START

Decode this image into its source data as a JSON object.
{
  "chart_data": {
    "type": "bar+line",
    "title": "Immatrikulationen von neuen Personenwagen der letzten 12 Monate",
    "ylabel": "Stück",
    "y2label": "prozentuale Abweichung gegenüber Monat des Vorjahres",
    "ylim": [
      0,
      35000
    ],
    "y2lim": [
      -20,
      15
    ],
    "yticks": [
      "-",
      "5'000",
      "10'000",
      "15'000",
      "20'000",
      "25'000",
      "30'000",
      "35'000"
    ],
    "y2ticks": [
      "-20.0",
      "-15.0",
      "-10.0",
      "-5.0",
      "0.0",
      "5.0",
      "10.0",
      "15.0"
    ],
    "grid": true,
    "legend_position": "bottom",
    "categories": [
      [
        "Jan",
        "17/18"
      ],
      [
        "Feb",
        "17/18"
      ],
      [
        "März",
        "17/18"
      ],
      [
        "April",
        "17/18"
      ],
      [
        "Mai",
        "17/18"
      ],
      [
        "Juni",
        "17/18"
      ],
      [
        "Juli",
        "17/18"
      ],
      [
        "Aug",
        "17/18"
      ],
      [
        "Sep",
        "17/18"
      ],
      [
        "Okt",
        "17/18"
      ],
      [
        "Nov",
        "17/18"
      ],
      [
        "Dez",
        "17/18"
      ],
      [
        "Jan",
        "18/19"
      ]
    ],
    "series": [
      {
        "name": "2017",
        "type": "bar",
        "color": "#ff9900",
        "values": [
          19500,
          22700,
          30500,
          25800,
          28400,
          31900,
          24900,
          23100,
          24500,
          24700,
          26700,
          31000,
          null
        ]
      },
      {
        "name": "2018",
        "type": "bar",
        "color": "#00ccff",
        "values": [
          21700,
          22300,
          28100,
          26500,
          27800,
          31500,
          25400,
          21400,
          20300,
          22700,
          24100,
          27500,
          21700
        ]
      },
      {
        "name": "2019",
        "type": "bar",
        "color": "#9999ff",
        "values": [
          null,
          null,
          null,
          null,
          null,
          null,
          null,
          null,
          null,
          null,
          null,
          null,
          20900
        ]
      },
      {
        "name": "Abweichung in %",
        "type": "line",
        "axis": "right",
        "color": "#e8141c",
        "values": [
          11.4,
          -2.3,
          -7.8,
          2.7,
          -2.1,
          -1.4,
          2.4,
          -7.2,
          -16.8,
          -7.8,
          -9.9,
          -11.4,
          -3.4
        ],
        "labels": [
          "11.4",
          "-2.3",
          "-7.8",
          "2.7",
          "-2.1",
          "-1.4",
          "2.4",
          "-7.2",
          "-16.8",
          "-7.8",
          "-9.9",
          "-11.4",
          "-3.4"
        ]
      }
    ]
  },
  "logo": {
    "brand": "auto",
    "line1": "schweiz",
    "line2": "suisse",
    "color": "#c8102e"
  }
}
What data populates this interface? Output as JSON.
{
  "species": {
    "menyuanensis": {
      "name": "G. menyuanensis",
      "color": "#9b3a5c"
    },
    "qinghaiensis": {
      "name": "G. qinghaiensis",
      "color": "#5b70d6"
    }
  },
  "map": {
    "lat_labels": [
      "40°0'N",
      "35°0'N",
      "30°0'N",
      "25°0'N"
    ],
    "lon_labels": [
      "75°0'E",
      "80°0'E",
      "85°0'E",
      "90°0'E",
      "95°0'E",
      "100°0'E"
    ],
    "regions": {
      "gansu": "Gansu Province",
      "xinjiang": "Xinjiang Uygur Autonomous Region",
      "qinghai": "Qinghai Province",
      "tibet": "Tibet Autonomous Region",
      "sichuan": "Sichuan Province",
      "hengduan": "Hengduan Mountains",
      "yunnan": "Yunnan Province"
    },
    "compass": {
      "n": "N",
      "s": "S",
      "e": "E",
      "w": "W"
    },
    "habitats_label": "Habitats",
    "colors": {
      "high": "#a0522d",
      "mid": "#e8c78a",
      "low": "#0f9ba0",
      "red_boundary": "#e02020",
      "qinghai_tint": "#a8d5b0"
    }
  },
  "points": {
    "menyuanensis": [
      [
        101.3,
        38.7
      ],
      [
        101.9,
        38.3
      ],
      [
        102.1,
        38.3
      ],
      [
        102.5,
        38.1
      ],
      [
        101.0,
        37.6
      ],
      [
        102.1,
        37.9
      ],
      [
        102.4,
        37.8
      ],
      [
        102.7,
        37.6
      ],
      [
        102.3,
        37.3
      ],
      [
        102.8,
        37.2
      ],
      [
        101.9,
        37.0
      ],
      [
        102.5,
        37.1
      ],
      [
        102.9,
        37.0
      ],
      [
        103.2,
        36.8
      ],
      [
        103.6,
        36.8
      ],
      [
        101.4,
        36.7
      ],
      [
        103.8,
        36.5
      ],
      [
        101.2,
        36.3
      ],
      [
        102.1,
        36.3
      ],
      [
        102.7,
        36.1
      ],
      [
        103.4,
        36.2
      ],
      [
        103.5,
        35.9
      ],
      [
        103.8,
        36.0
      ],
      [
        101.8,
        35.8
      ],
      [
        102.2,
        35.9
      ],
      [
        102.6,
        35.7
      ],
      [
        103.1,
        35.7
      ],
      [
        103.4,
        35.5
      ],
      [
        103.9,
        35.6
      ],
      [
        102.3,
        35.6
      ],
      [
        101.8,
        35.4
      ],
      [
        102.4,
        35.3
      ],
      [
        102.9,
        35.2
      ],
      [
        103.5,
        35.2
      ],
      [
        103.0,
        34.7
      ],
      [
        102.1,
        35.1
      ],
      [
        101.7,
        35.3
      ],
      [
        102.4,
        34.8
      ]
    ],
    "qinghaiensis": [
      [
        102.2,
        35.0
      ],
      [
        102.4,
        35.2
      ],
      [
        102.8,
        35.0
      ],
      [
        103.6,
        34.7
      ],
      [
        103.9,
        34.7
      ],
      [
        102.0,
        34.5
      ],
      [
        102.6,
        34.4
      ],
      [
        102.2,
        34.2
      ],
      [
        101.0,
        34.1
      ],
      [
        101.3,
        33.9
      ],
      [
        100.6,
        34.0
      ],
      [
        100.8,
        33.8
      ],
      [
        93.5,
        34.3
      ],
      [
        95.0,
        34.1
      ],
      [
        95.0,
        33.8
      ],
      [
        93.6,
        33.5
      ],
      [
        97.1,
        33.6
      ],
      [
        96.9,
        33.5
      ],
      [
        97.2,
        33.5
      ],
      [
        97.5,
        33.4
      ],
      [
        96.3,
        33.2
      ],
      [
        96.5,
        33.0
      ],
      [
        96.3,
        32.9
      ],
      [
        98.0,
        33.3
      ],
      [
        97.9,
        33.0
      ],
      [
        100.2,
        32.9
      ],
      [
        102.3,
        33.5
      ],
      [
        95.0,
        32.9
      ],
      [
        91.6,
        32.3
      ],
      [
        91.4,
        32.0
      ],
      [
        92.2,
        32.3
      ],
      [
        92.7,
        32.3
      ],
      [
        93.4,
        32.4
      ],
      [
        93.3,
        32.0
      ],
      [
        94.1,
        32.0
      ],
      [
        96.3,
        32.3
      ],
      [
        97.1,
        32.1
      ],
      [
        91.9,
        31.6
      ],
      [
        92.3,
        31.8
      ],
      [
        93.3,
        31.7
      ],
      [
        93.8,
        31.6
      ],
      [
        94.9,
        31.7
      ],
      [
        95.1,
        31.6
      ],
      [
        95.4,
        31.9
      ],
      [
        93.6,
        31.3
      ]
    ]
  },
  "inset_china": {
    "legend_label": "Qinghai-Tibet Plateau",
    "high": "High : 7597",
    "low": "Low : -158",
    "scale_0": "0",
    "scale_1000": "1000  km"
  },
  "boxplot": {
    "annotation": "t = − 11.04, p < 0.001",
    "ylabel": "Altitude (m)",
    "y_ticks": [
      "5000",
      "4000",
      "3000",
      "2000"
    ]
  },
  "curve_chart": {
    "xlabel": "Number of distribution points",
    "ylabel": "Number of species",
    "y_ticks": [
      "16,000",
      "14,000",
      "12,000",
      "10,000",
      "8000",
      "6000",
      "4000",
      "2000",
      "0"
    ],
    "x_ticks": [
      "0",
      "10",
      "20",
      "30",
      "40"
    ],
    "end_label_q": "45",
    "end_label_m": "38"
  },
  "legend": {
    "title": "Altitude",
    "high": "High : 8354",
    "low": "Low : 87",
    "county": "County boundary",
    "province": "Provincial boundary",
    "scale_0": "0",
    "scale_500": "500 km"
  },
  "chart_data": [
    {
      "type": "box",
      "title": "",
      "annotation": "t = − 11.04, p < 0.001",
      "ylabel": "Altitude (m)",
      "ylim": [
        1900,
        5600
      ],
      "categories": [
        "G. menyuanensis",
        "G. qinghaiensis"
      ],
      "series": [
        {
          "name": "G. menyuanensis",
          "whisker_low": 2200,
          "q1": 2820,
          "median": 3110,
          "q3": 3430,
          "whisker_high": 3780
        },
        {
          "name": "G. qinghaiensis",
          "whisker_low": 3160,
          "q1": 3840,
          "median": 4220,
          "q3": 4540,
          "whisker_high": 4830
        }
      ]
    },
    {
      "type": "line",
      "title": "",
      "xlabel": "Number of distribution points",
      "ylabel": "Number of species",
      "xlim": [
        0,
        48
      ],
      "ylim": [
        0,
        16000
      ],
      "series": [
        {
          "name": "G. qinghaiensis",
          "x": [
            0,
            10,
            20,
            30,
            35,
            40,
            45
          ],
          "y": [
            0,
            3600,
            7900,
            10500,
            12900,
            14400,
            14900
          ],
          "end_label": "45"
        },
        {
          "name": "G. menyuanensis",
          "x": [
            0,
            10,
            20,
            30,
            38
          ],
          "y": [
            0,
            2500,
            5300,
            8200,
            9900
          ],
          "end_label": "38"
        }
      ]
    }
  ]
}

END

### Task directions
Gather up the lines that contain the word "title".

### Output below
    "title": "Immatrikulationen von neuen Personenwagen der letzten 12 Monate",
    "title": "Altitude",
      "title": "",
      "title": "",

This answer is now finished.